▶ Material for this task:
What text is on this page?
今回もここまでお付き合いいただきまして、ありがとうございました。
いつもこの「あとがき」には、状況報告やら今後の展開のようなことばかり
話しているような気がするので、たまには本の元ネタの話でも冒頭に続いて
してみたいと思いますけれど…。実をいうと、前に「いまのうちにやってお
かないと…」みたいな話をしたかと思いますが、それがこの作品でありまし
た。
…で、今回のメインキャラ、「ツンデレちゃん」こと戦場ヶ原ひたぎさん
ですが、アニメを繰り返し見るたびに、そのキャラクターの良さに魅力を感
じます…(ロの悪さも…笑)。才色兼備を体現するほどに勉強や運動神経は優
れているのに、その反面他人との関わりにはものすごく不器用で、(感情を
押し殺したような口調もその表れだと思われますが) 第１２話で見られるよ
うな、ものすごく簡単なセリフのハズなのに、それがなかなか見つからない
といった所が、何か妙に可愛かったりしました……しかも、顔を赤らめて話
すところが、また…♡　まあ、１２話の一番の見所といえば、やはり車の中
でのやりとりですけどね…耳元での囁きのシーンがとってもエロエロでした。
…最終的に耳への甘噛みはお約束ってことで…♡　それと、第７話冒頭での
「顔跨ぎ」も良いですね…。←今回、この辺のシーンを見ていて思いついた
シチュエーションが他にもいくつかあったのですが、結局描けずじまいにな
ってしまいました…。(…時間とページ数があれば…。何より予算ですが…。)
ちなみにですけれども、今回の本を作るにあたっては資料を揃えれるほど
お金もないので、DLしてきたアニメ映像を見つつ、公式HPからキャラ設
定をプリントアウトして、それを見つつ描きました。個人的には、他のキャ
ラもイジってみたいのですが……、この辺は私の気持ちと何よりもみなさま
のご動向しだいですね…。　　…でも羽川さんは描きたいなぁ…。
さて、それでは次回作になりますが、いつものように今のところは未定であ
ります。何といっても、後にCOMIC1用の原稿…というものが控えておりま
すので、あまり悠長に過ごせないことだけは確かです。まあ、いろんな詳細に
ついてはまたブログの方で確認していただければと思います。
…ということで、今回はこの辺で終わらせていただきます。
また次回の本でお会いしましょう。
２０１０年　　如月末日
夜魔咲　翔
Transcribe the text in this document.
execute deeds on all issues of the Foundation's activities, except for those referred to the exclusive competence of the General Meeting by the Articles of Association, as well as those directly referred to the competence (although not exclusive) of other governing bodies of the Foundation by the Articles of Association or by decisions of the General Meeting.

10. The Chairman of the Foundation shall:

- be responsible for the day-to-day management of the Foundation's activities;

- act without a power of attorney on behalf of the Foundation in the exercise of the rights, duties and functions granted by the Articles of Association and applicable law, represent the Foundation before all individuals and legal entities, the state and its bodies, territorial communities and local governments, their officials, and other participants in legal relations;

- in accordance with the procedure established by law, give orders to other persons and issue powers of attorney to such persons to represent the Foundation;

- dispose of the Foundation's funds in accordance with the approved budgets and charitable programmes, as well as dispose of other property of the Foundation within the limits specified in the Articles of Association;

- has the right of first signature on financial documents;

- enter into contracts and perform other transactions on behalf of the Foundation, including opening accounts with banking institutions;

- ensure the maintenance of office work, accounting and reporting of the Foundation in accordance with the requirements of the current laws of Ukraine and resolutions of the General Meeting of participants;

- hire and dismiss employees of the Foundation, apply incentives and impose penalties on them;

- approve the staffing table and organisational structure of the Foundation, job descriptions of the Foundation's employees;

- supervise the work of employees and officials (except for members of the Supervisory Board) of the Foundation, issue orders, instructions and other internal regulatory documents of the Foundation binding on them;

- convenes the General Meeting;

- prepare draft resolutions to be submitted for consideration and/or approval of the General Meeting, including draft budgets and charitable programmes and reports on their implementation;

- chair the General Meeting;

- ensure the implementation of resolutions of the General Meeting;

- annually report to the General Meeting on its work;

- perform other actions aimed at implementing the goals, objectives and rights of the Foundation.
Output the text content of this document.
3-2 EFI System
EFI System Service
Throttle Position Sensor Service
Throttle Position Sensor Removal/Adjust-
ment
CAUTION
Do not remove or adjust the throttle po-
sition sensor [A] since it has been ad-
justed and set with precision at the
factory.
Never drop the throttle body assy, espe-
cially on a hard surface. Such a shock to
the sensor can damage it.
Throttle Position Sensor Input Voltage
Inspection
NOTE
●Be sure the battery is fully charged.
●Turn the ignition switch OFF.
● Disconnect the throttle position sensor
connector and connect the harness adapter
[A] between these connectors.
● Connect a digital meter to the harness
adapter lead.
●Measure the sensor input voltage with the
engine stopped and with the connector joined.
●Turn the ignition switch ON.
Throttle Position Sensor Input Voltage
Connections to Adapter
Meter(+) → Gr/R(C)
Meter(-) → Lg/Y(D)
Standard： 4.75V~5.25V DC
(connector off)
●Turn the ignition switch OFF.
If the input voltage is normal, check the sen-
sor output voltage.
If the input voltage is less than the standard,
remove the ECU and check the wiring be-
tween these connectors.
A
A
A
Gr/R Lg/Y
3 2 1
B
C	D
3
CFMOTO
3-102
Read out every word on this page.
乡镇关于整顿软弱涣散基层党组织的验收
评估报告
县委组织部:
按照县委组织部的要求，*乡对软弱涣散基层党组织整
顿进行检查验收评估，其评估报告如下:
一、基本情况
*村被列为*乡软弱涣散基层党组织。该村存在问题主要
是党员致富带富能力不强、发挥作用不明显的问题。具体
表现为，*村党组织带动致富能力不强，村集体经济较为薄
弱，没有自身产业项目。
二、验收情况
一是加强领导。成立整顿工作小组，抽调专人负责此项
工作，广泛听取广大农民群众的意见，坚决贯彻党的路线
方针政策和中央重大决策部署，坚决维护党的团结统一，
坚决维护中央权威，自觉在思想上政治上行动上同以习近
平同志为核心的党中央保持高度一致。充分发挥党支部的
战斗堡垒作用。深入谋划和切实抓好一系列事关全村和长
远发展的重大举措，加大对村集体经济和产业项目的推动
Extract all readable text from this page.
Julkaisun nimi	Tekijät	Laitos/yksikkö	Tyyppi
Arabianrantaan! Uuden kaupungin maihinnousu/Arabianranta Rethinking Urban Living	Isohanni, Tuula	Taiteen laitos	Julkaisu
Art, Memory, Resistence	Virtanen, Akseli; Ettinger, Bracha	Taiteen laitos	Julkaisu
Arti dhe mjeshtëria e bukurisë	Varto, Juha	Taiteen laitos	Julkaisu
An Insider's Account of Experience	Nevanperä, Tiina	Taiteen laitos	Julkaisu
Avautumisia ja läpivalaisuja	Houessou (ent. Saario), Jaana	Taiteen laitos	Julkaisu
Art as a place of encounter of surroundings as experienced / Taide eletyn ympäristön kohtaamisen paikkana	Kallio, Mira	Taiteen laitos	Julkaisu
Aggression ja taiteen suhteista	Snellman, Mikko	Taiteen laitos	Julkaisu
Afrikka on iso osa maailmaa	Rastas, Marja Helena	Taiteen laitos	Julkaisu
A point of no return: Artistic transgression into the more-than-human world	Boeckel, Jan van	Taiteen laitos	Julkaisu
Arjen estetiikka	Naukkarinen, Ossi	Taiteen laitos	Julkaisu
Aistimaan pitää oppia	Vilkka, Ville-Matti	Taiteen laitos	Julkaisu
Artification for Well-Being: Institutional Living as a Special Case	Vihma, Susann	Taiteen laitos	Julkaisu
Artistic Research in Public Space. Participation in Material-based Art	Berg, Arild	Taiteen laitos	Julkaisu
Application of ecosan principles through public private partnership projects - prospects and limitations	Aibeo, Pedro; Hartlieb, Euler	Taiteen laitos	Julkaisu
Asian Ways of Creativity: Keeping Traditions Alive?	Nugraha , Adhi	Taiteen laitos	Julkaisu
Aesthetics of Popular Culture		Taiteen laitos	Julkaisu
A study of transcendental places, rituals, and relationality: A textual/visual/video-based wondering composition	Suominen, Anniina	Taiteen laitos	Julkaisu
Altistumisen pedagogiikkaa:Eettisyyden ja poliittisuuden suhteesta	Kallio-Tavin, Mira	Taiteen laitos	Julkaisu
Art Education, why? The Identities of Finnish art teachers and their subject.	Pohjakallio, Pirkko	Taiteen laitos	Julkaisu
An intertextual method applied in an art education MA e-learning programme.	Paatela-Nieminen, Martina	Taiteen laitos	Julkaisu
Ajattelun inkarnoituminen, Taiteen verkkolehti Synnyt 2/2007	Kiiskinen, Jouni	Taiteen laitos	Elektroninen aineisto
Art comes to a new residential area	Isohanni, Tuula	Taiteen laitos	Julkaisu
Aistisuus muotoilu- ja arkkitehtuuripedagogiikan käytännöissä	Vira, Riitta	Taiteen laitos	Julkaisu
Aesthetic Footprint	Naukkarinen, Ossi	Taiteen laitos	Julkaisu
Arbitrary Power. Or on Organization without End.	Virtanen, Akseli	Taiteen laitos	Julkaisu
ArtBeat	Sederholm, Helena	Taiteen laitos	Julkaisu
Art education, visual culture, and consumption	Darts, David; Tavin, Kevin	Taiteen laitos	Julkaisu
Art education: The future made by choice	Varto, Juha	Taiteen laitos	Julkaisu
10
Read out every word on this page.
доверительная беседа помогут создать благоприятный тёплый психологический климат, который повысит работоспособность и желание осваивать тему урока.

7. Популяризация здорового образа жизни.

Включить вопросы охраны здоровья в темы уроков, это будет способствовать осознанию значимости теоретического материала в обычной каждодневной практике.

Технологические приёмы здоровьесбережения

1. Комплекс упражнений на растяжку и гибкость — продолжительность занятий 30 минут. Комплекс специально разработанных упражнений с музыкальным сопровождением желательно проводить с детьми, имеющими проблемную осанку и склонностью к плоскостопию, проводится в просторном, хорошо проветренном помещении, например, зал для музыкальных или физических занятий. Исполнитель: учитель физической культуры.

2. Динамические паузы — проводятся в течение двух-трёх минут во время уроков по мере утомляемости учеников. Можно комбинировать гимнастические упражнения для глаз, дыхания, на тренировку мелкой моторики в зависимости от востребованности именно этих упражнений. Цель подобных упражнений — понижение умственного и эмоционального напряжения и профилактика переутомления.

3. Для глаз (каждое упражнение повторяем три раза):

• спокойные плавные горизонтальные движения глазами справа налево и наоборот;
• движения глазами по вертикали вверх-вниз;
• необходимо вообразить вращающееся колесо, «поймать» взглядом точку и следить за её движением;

▶ Task goal: Only lines with the word "Tavin" are wanted, so copy each one from the records.

▶ Result:
Altistumisen pedagogiikkaa:Eettisyyden ja poliittisuuden suhteesta	Kallio-Tavin, Mira	Taiteen laitos	Julkaisu
Art education, visual culture, and consumption	Darts, David; Tavin, Kevin	Taiteen laitos	Julkaisu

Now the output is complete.